• _Directive_: Output every record below exactly as it appears.

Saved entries
● ● ● ●
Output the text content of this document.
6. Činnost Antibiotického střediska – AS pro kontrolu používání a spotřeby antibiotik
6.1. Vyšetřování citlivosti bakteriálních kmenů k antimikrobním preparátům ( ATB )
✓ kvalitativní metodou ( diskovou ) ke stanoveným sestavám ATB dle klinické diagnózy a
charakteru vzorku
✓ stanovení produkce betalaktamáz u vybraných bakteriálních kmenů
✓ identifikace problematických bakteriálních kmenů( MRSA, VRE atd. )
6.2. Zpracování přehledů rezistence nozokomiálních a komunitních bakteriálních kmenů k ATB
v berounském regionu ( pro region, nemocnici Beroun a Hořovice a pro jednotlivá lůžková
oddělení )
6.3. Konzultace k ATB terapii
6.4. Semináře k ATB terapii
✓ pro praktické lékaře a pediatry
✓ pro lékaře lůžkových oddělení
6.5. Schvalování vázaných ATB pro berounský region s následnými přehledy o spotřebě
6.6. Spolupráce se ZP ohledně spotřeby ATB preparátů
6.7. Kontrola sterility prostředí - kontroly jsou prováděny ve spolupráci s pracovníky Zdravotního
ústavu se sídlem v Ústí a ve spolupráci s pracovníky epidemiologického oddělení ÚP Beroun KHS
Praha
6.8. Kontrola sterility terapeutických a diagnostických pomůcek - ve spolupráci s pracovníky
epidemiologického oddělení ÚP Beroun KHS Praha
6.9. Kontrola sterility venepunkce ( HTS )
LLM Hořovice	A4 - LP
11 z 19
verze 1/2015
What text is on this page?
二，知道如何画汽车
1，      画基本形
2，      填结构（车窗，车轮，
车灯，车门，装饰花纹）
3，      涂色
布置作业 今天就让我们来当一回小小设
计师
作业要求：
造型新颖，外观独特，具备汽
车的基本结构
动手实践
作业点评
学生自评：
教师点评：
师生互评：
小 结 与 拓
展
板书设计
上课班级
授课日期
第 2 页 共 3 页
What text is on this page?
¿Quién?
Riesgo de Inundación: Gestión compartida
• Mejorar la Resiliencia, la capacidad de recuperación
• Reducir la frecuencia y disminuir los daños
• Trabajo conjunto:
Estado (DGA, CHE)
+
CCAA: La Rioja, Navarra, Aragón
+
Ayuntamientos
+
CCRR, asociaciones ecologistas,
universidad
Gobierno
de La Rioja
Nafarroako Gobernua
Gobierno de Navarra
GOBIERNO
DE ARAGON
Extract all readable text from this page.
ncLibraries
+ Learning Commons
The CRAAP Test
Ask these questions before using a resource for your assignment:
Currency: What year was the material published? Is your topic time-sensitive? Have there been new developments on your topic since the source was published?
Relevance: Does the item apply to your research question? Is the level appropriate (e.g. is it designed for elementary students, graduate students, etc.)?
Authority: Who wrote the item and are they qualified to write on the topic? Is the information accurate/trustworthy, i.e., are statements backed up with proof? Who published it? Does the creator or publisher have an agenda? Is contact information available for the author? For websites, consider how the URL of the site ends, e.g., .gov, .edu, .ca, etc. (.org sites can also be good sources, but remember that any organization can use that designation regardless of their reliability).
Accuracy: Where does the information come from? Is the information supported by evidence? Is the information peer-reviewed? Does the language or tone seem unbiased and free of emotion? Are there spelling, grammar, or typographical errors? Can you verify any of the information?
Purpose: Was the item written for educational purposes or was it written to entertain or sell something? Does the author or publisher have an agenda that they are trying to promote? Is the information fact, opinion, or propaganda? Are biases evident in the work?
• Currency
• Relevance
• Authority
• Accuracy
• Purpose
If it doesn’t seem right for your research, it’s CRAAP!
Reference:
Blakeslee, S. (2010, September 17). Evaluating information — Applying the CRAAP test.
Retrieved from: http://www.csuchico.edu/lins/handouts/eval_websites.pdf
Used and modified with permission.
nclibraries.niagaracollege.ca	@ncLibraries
● ● ● ●
• _Answer for the task_:
Output the text content of this document.
6. Činnost Antibiotického střediska – AS pro kontrolu používání a spotřeby antibiotik
6.1. Vyšetřování citlivosti bakteriálních kmenů k antimikrobním preparátům ( ATB )
✓ kvalitativní metodou ( diskovou ) ke stanoveným sestavám ATB dle klinické diagnózy a
charakteru vzorku
✓ stanovení produkce betalaktamáz u vybraných bakteriálních kmenů
✓ identifikace problematických bakteriálních kmenů( MRSA, VRE atd. )
6.2. Zpracování přehledů rezistence nozokomiálních a komunitních bakteriálních kmenů k ATB
v berounském regionu ( pro region, nemocnici Beroun a Hořovice a pro jednotlivá lůžková
oddělení )
6.3. Konzultace k ATB terapii
6.4. Semináře k ATB terapii
✓ pro praktické lékaře a pediatry
✓ pro lékaře lůžkových oddělení
6.5. Schvalování vázaných ATB pro berounský region s následnými přehledy o spotřebě
6.6. Spolupráce se ZP ohledně spotřeby ATB preparátů
6.7. Kontrola sterility prostředí - kontroly jsou prováděny ve spolupráci s pracovníky Zdravotního
ústavu se sídlem v Ústí a ve spolupráci s pracovníky epidemiologického oddělení ÚP Beroun KHS
Praha
6.8. Kontrola sterility terapeutických a diagnostických pomůcek - ve spolupráci s pracovníky
epidemiologického oddělení ÚP Beroun KHS Praha
6.9. Kontrola sterility venepunkce ( HTS )
LLM Hořovice	A4 - LP
11 z 19
verze 1/2015
What text is on this page?
二，知道如何画汽车
1，      画基本形
2，      填结构（车窗，车轮，
车灯，车门，装饰花纹）
3，      涂色
布置作业 今天就让我们来当一回小小设
计师
作业要求：
造型新颖，外观独特，具备汽
车的基本结构
动手实践
作业点评
学生自评：
教师点评：
师生互评：
小 结 与 拓
展
板书设计
上课班级
授课日期
第 2 页 共 3 页
What text is on this page?
¿Quién?
Riesgo de Inundación: Gestión compartida
• Mejorar la Resiliencia, la capacidad de recuperación
• Reducir la frecuencia y disminuir los daños
• Trabajo conjunto:
Estado (DGA, CHE)
+
CCAA: La Rioja, Navarra, Aragón
+
Ayuntamientos
+
CCRR, asociaciones ecologistas,
universidad
Gobierno
de La Rioja
Nafarroako Gobernua
Gobierno de Navarra
GOBIERNO
DE ARAGON
Extract all readable text from this page.
ncLibraries
+ Learning Commons
The CRAAP Test
Ask these questions before using a resource for your assignment:
Currency: What year was the material published? Is your topic time-sensitive? Have there been new developments on your topic since the source was published?
Relevance: Does the item apply to your research question? Is the level appropriate (e.g. is it designed for elementary students, graduate students, etc.)?
Authority: Who wrote the item and are they qualified to write on the topic? Is the information accurate/trustworthy, i.e., are statements backed up with proof? Who published it? Does the creator or publisher have an agenda? Is contact information available for the author? For websites, consider how the URL of the site ends, e.g., .gov, .edu, .ca, etc. (.org sites can also be good sources, but remember that any organization can use that designation regardless of their reliability).
Accuracy: Where does the information come from? Is the information supported by evidence? Is the information peer-reviewed? Does the language or tone seem unbiased and free of emotion? Are there spelling, grammar, or typographical errors? Can you verify any of the information?
Purpose: Was the item written for educational purposes or was it written to entertain or sell something? Does the author or publisher have an agenda that they are trying to promote? Is the information fact, opinion, or propaganda? Are biases evident in the work?
• Currency
• Relevance
• Authority
• Accuracy
• Purpose
If it doesn’t seem right for your research, it’s CRAAP!
Reference:
Blakeslee, S. (2010, September 17). Evaluating information — Applying the CRAAP test.
Retrieved from: http://www.csuchico.edu/lins/handouts/eval_websites.pdf
Used and modified with permission.
nclibraries.niagaracollege.ca	@ncLibraries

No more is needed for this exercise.